__AIM OF THE EXERCISE__.
Render the listing from its first line through the line containing "tab-label: Other [659,383,698,400]", both included, as a Markdown table with columns "Row" and "Line", omitting any blank lines.

(Element location data)
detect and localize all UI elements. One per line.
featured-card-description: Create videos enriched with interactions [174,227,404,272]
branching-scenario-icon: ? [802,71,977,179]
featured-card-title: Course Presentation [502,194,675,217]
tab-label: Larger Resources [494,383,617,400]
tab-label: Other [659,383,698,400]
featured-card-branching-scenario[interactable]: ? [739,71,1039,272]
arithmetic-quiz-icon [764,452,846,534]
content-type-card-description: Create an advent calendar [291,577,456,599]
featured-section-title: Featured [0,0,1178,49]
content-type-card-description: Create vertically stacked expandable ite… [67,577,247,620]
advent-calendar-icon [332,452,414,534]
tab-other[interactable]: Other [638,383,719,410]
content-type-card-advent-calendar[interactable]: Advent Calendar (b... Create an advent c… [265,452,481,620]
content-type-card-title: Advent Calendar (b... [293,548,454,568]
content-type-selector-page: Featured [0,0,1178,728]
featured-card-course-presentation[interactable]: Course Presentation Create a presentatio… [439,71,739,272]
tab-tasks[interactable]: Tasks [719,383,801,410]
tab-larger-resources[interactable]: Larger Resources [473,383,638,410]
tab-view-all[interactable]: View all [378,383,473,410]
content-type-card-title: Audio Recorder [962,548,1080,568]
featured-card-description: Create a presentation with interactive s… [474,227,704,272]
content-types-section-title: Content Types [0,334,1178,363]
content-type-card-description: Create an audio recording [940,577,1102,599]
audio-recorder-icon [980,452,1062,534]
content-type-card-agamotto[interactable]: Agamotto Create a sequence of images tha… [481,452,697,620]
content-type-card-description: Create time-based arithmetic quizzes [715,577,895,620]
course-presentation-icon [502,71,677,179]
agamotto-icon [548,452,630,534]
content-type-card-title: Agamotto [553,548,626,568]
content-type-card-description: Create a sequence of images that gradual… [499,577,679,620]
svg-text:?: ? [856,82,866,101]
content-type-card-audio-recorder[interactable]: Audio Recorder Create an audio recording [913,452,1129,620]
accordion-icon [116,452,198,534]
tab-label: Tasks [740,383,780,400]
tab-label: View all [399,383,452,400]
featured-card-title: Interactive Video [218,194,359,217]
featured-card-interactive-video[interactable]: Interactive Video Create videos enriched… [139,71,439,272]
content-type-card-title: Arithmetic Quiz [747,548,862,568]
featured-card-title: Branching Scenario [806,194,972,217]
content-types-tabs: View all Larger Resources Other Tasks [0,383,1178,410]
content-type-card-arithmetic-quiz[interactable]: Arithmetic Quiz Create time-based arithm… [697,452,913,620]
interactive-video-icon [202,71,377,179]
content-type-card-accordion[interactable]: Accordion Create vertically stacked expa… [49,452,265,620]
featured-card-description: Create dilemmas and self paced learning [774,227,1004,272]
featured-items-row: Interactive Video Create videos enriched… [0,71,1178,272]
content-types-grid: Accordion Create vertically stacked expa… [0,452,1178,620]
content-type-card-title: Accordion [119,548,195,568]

__TASK RESPONSE__.
| Row | Line |
|---|---|
| 1 | detect and localize all UI elements. One per line. |
| 2 | featured-card-description: Create videos enriched with interactions [174,227,404,272] |
| 3 | branching-scenario-icon: ? [802,71,977,179] |
| 4 | featured-card-title: Course Presentation [502,194,675,217] |
| 5 | tab-label: Larger Resources [494,383,617,400] |
| 6 | tab-label: Other [659,383,698,400] |